Identify the lines that contain the word "carrots" and copy each one.

#### DATA RECORDS

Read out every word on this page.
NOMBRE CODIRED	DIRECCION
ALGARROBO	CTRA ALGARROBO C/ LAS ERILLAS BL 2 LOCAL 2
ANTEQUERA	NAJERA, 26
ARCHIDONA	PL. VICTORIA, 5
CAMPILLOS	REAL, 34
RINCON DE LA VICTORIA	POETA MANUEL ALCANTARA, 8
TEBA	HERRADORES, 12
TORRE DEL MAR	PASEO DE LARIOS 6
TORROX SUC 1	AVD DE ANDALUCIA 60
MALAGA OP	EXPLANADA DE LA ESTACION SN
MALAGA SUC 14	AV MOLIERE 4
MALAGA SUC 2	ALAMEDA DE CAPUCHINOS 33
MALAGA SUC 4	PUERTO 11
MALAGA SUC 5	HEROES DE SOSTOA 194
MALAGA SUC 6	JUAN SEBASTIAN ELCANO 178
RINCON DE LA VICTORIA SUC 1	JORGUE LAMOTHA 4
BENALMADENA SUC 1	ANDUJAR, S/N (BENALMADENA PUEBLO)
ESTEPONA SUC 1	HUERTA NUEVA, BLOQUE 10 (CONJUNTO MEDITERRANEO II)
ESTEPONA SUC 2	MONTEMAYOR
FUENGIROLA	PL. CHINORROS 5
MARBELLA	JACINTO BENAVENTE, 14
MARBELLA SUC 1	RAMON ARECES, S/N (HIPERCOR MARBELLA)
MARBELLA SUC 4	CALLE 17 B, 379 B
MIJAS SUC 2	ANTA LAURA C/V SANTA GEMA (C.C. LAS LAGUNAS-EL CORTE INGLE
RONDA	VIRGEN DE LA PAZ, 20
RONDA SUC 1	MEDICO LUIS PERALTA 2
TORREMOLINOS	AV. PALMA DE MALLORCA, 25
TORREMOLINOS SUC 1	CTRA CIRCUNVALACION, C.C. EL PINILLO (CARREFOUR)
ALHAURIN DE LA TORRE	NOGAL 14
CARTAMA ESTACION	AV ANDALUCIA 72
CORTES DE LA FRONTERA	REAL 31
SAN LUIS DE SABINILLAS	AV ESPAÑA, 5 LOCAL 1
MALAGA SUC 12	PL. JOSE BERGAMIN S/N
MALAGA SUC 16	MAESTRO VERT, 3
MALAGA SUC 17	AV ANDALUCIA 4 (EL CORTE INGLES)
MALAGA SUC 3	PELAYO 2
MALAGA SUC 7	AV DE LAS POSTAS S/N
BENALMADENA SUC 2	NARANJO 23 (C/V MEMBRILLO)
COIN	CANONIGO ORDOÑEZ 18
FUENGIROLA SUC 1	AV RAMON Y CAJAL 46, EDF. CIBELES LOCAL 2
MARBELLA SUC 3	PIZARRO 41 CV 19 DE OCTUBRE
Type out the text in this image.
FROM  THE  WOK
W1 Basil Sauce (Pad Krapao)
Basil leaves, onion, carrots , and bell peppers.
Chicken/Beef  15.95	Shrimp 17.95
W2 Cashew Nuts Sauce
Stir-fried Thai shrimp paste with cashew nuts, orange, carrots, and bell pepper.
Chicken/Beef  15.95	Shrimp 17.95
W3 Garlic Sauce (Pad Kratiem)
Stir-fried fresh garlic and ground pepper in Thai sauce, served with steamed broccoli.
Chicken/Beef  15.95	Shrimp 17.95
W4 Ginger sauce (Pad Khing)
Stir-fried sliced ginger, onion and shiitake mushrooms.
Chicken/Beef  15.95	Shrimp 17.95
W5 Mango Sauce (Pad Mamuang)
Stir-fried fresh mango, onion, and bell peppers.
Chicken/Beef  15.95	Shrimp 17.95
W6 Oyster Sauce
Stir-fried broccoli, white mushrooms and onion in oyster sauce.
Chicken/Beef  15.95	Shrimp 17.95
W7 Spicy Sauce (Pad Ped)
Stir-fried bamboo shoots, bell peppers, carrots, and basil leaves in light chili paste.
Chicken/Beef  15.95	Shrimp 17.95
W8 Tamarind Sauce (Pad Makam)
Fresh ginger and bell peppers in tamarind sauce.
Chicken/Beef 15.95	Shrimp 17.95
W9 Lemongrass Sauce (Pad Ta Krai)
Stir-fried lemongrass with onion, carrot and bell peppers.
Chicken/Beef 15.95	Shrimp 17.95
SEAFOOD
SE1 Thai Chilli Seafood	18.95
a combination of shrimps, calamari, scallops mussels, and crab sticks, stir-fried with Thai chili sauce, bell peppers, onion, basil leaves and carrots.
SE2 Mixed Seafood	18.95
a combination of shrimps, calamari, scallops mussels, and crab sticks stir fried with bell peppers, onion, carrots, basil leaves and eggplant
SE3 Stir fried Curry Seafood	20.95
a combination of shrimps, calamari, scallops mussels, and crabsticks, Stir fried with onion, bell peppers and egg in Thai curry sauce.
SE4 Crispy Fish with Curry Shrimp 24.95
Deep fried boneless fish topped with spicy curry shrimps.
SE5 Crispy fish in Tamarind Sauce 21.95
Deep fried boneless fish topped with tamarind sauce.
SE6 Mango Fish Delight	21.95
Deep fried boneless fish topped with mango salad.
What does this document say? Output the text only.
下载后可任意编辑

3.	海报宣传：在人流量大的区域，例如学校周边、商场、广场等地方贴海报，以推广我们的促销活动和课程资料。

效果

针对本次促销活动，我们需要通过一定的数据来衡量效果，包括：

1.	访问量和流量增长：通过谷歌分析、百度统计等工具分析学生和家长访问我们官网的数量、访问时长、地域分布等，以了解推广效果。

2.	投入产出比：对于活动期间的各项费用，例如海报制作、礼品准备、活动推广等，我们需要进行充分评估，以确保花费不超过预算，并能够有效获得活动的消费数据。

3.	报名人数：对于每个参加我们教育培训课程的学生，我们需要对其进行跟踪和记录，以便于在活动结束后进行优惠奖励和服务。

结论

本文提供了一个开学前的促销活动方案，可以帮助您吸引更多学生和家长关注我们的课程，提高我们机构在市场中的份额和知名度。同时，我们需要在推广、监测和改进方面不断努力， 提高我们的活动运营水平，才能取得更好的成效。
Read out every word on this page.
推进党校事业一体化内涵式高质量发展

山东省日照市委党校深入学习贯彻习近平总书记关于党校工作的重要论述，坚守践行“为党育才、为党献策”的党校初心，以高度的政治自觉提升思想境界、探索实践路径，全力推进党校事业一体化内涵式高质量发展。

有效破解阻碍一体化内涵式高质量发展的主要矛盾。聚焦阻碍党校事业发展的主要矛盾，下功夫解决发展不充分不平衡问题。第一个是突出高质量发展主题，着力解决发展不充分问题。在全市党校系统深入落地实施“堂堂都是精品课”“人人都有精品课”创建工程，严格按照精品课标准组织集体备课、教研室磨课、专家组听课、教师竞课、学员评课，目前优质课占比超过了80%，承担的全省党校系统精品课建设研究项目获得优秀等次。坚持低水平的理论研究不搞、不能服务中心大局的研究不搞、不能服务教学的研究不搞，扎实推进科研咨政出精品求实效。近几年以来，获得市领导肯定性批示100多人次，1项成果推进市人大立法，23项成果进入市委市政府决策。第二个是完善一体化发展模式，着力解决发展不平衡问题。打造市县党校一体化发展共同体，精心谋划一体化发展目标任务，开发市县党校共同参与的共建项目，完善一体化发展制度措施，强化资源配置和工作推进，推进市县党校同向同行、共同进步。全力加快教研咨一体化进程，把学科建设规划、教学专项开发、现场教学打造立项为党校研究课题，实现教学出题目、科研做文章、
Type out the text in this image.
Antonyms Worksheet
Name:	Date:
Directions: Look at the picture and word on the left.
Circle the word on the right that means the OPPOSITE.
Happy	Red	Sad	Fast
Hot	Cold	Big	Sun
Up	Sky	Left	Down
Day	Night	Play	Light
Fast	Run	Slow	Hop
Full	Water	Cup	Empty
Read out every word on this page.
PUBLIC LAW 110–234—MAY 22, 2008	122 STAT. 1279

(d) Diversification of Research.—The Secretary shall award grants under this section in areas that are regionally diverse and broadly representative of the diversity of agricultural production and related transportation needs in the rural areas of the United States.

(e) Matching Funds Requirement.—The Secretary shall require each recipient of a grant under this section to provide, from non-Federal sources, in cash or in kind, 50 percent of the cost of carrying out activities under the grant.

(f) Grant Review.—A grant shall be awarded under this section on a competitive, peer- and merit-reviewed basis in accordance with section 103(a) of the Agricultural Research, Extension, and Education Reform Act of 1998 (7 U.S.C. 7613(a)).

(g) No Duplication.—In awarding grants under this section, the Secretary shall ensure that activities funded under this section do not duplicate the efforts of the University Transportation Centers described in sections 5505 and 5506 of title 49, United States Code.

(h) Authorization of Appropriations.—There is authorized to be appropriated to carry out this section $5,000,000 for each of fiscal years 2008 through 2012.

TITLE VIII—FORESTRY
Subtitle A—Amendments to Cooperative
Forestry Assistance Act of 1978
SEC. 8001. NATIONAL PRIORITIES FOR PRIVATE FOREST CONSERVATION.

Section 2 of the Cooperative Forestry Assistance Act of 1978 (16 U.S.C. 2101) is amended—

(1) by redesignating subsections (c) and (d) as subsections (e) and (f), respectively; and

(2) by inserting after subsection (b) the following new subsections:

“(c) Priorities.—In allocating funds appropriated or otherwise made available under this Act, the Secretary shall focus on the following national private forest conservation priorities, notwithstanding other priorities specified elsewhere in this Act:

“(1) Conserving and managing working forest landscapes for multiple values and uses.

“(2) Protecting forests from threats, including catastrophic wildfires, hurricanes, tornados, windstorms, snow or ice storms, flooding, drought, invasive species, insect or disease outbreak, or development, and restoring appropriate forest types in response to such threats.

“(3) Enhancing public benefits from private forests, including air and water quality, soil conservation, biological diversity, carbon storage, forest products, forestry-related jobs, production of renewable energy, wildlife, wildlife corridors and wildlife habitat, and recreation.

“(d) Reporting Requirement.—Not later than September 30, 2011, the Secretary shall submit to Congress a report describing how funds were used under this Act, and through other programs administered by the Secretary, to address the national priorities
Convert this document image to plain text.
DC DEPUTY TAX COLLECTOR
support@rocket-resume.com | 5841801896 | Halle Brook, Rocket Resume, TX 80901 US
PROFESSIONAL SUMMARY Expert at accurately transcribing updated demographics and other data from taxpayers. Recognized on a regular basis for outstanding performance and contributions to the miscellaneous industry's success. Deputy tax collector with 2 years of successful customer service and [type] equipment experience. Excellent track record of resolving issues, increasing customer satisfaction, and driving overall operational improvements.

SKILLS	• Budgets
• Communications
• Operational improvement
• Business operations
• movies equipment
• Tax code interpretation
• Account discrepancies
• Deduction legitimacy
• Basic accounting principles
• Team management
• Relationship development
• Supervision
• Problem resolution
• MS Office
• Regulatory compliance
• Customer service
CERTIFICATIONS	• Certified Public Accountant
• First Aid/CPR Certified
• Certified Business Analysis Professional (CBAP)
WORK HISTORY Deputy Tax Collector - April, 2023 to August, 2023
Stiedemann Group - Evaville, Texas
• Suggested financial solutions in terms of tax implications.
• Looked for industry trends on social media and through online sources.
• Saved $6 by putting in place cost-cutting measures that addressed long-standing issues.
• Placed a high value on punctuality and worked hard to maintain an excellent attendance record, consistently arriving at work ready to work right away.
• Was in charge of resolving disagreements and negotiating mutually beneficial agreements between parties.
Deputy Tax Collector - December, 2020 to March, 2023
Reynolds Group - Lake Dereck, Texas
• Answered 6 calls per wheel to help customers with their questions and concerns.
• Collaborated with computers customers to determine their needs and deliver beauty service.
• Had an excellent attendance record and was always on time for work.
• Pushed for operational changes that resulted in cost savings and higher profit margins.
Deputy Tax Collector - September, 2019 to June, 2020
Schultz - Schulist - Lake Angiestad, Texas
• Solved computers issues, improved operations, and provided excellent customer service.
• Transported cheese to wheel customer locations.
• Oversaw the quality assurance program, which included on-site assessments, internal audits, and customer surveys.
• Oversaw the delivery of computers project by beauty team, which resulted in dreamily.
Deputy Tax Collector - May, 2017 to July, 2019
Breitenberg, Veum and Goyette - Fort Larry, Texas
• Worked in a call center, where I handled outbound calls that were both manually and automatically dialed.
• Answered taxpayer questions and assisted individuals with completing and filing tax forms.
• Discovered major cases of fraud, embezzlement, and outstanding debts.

########

- SOLUTION:
Basil leaves, onion, carrots , and bell peppers.
Stir-fried Thai shrimp paste with cashew nuts, orange, carrots, and bell pepper.
Stir-fried bamboo shoots, bell peppers, carrots, and basil leaves in light chili paste.
a combination of shrimps, calamari, scallops mussels, and crab sticks, stir-fried with Thai chili sauce, bell peppers, onion, basil leaves and carrots.
a combination of shrimps, calamari, scallops mussels, and crab sticks stir fried with bell peppers, onion, carrots, basil leaves and eggplant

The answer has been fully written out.